* _Records to process_:
════════

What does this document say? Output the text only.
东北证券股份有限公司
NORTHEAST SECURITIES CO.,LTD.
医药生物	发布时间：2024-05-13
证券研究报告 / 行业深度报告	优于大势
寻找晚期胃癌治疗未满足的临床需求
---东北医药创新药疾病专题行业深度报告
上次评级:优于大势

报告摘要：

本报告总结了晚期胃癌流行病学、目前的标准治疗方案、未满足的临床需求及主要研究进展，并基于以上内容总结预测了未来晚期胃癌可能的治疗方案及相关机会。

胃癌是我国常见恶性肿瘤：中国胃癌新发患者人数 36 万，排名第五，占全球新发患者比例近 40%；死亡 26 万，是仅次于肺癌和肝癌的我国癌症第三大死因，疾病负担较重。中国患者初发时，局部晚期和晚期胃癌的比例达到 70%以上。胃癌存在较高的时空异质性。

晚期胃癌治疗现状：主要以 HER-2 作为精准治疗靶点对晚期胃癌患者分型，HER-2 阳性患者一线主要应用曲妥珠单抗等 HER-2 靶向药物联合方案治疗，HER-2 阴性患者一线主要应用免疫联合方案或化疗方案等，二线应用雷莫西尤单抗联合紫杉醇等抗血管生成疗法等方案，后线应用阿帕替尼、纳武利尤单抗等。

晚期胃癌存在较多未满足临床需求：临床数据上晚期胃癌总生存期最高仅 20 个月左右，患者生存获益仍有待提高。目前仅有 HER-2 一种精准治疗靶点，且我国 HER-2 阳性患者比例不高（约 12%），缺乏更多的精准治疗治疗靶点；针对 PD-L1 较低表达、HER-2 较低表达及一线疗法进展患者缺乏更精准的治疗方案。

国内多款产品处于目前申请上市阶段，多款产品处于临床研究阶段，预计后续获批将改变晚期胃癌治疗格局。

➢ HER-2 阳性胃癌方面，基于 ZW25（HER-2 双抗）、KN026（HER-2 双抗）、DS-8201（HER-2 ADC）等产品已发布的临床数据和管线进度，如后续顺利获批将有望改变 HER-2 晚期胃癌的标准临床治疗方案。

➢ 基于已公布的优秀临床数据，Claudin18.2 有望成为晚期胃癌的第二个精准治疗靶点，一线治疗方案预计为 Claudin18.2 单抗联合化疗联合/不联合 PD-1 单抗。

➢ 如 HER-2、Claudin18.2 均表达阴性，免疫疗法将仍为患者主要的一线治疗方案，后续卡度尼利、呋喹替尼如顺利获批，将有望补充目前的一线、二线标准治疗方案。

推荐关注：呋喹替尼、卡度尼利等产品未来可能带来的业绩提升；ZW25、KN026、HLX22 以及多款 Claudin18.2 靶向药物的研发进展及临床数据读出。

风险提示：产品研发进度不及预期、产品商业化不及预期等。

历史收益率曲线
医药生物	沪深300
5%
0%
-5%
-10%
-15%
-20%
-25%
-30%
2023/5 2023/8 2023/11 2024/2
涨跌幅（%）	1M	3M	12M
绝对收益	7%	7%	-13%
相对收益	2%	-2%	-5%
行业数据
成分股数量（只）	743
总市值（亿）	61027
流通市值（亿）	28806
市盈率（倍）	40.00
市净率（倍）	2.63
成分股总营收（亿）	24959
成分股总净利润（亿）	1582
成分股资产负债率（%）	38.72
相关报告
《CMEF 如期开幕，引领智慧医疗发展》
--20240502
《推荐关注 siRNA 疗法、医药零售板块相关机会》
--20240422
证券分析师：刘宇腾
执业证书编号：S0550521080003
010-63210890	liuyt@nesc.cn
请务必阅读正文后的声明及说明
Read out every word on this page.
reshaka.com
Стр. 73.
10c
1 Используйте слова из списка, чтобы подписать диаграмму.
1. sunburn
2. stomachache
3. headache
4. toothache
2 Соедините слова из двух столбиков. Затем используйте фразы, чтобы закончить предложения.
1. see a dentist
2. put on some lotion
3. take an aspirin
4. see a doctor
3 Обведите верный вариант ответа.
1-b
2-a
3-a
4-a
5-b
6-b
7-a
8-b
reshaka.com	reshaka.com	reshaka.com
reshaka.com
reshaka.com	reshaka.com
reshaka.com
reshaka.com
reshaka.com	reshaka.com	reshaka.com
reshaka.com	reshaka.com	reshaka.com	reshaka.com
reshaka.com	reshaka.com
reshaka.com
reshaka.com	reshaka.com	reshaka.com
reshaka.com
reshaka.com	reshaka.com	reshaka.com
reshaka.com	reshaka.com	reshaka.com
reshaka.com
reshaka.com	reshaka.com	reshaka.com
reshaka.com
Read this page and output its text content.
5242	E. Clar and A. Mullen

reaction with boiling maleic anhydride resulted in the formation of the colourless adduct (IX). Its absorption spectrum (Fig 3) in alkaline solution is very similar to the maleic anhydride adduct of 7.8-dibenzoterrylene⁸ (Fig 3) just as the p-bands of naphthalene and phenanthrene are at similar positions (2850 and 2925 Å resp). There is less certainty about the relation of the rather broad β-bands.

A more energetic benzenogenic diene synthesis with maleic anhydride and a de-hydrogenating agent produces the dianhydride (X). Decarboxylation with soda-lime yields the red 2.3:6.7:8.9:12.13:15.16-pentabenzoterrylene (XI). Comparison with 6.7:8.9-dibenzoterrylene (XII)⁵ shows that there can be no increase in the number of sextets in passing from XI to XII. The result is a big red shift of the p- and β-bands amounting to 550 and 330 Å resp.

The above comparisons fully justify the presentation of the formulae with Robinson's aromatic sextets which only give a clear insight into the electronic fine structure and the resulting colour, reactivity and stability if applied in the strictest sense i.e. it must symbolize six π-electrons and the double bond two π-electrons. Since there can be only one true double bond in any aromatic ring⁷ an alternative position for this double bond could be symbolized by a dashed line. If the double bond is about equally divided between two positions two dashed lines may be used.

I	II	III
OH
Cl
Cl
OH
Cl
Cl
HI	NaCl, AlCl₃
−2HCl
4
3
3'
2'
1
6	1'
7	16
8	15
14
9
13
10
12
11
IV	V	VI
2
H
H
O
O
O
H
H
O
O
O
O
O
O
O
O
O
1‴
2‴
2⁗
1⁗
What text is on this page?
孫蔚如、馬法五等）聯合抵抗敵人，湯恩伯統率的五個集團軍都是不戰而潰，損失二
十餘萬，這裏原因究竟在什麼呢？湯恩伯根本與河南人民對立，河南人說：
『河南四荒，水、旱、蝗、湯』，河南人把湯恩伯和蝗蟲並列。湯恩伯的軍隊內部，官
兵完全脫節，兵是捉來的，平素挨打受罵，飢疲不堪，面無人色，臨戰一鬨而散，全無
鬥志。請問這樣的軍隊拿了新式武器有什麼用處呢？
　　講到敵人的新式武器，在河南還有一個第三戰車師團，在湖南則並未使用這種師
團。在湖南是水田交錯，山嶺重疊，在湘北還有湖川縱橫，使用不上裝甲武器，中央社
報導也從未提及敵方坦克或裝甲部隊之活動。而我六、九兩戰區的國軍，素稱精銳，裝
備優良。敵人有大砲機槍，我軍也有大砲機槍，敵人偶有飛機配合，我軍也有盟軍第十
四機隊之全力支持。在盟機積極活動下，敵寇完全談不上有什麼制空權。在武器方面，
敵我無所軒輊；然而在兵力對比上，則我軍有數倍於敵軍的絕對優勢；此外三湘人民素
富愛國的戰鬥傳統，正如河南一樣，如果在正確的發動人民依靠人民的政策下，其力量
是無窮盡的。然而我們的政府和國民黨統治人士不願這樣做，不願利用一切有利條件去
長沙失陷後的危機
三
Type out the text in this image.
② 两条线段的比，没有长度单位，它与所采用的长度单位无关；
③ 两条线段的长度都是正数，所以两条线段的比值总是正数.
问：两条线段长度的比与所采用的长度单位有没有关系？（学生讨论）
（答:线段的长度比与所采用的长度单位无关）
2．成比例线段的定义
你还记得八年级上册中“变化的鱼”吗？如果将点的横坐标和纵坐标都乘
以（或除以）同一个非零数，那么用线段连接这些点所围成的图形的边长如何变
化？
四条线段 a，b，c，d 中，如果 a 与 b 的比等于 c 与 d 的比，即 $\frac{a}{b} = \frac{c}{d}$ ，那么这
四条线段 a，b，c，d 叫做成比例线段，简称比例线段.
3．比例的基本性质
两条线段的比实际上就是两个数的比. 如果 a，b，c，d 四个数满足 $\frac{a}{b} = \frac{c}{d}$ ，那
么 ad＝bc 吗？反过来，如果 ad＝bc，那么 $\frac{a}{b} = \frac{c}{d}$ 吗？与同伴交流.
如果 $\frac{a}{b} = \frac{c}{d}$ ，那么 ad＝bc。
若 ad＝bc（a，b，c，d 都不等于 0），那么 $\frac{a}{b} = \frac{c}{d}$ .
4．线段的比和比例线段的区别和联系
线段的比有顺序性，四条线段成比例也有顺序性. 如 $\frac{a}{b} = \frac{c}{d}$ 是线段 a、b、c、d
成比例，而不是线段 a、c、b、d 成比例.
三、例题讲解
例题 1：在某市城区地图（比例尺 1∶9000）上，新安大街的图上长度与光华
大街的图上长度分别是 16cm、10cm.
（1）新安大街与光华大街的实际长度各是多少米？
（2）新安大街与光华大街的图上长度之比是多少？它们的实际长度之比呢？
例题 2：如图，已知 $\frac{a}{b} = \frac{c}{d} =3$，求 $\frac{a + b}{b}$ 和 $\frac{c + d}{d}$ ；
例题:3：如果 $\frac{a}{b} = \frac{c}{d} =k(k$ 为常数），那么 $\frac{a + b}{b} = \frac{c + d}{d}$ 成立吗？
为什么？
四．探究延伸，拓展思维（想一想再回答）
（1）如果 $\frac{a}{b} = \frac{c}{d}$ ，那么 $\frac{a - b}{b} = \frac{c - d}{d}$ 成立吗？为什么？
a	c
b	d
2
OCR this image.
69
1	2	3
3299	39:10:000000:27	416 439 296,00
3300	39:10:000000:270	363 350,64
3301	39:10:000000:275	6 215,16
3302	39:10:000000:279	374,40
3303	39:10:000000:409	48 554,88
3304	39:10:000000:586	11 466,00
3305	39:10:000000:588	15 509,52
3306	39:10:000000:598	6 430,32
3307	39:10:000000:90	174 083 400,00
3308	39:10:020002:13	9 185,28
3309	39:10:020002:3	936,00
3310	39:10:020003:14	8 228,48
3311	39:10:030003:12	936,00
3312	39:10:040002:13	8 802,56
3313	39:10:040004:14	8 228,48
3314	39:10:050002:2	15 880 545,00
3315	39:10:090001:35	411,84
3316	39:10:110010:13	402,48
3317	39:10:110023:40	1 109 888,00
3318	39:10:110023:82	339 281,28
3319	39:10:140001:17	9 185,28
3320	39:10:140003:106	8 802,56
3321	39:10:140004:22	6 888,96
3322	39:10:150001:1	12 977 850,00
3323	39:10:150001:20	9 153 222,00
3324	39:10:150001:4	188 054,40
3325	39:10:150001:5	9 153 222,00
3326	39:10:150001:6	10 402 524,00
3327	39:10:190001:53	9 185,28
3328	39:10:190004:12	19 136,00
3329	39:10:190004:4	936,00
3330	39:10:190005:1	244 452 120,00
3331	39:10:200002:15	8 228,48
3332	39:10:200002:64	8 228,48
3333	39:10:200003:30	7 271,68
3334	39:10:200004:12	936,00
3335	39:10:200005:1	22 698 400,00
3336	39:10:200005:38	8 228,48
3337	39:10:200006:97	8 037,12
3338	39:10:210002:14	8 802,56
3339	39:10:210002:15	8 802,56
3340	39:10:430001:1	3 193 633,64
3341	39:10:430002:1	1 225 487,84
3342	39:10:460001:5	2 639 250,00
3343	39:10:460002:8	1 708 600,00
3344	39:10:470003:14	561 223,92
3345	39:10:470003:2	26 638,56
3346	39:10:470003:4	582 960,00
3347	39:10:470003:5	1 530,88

════════

* _Set problem_:
Return a copy of every line that includes the word "чтобы".

* _Solution to this problem_:
1 Используйте слова из списка, чтобы подписать диаграмму.
2 Соедините слова из двух столбиков. Затем используйте фразы, чтобы закончить предложения.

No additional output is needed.